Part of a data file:
--*--

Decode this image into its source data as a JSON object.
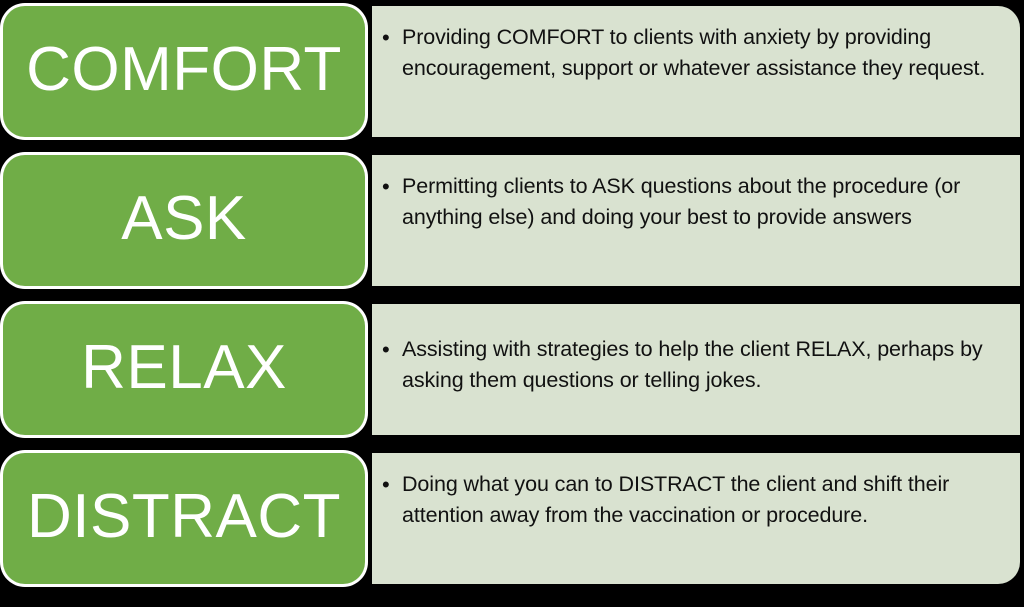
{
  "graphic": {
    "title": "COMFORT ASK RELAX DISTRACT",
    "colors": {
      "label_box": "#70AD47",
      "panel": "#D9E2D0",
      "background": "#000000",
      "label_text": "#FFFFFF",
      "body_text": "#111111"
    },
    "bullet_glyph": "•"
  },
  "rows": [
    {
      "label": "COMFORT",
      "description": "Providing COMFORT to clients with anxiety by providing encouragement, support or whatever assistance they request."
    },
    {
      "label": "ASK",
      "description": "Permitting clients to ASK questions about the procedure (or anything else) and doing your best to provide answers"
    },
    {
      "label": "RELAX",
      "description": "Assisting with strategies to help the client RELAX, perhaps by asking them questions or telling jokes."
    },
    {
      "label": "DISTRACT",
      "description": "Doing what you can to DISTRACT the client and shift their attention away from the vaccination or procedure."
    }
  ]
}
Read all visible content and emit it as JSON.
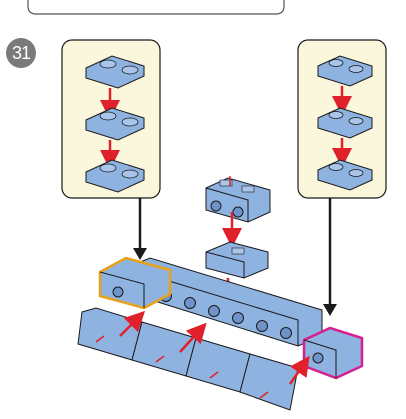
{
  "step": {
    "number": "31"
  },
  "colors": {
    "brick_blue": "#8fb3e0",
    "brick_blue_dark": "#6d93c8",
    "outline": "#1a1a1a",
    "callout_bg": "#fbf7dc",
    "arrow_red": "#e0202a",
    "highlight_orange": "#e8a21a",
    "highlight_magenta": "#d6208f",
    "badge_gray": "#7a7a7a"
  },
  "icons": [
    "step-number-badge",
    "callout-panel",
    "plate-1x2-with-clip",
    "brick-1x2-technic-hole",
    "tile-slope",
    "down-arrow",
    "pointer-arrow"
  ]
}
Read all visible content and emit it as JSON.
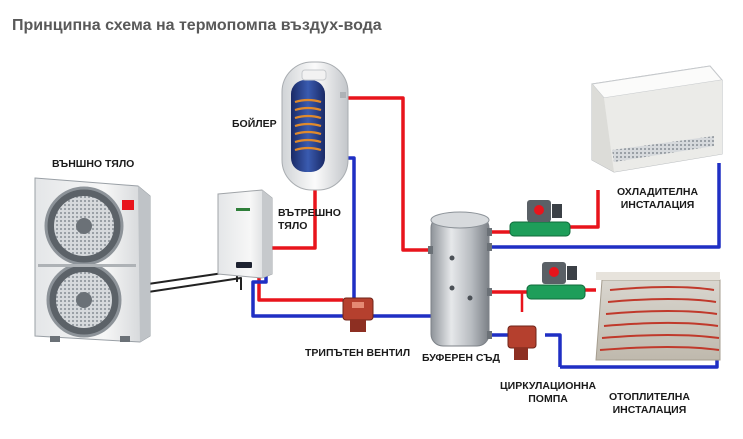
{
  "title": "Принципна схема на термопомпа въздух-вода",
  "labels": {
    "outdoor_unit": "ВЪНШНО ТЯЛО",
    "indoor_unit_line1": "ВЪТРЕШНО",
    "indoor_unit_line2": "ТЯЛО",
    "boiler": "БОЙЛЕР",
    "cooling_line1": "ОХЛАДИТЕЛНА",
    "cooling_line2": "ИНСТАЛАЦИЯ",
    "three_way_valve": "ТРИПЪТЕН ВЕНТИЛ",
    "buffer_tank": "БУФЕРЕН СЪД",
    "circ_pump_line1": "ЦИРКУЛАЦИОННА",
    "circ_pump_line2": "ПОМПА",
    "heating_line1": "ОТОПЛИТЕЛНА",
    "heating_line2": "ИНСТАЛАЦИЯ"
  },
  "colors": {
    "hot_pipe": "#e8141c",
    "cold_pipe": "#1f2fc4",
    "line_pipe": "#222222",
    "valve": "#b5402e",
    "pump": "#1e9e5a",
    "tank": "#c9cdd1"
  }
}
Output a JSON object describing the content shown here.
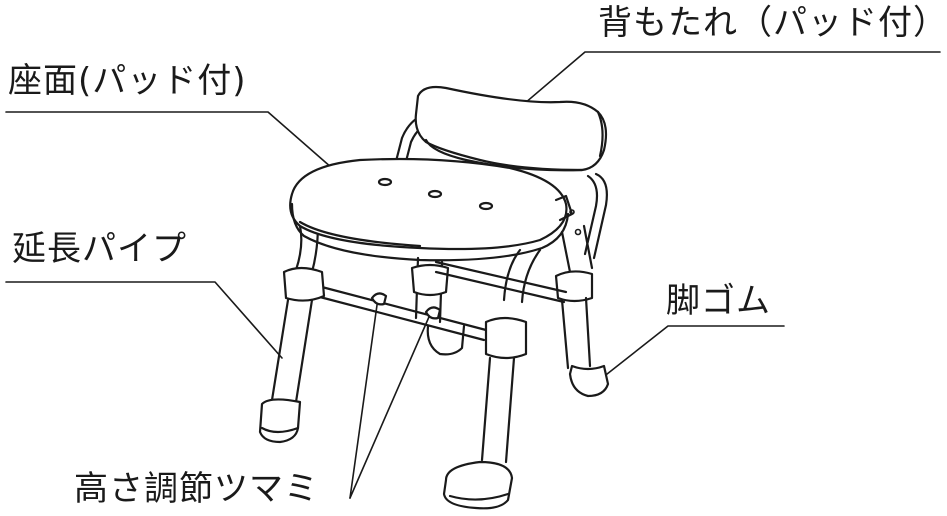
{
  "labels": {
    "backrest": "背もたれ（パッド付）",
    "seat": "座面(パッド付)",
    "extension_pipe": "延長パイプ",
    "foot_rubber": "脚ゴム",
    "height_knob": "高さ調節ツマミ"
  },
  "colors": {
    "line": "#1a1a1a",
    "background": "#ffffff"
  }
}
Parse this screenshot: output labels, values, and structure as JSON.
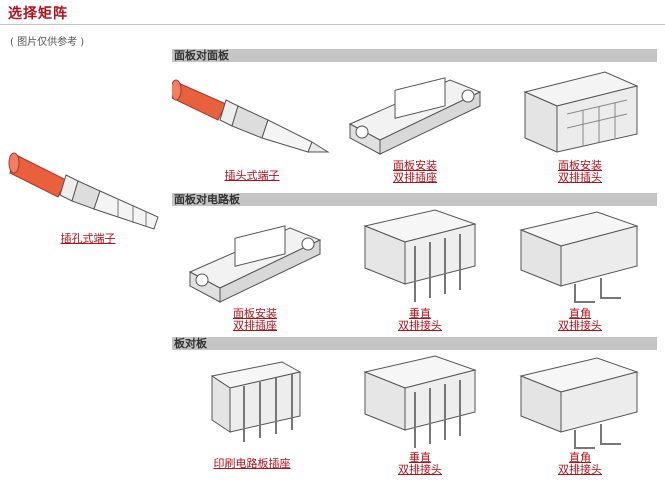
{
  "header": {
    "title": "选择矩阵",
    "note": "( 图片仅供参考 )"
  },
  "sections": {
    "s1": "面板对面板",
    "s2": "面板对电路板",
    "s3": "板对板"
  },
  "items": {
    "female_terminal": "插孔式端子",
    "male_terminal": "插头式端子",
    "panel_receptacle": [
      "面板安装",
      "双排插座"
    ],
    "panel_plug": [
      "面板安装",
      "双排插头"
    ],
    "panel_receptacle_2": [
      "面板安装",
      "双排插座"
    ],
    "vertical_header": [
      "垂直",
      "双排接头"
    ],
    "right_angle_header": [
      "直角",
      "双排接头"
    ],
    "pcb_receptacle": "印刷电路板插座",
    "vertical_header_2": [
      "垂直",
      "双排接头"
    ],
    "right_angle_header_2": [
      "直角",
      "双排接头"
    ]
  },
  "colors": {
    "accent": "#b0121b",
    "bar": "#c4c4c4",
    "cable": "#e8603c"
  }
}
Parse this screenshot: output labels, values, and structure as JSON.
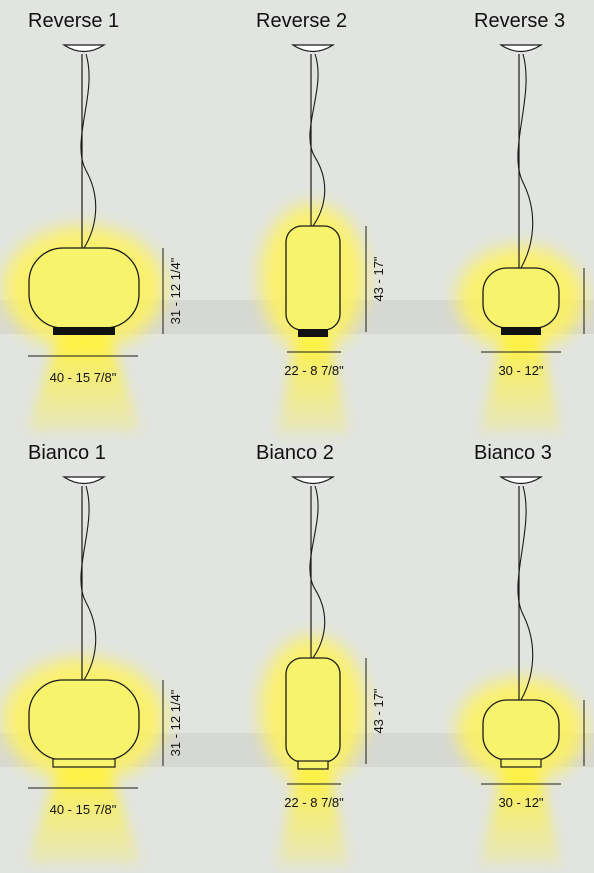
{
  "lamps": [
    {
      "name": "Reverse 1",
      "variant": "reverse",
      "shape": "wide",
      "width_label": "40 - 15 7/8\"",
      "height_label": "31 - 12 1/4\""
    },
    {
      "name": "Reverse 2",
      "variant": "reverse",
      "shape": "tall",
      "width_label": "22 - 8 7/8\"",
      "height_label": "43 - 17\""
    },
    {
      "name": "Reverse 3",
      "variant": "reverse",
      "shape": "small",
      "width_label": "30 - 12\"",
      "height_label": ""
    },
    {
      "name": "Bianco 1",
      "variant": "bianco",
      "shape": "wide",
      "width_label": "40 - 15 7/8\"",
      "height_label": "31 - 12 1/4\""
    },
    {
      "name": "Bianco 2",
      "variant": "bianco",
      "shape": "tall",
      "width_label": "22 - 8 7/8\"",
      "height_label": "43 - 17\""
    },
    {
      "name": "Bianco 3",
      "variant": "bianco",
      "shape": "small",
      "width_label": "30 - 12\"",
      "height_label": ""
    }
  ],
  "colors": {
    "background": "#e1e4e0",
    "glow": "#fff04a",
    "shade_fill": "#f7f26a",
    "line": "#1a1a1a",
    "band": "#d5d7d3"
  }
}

--*--

Copy each line of the preceding data that contains the string "object".

**SOLUTION FOR THIS PROBLEM**
Decode this image into its source data as a JSON object.
Output a JSON object describing the content shown here.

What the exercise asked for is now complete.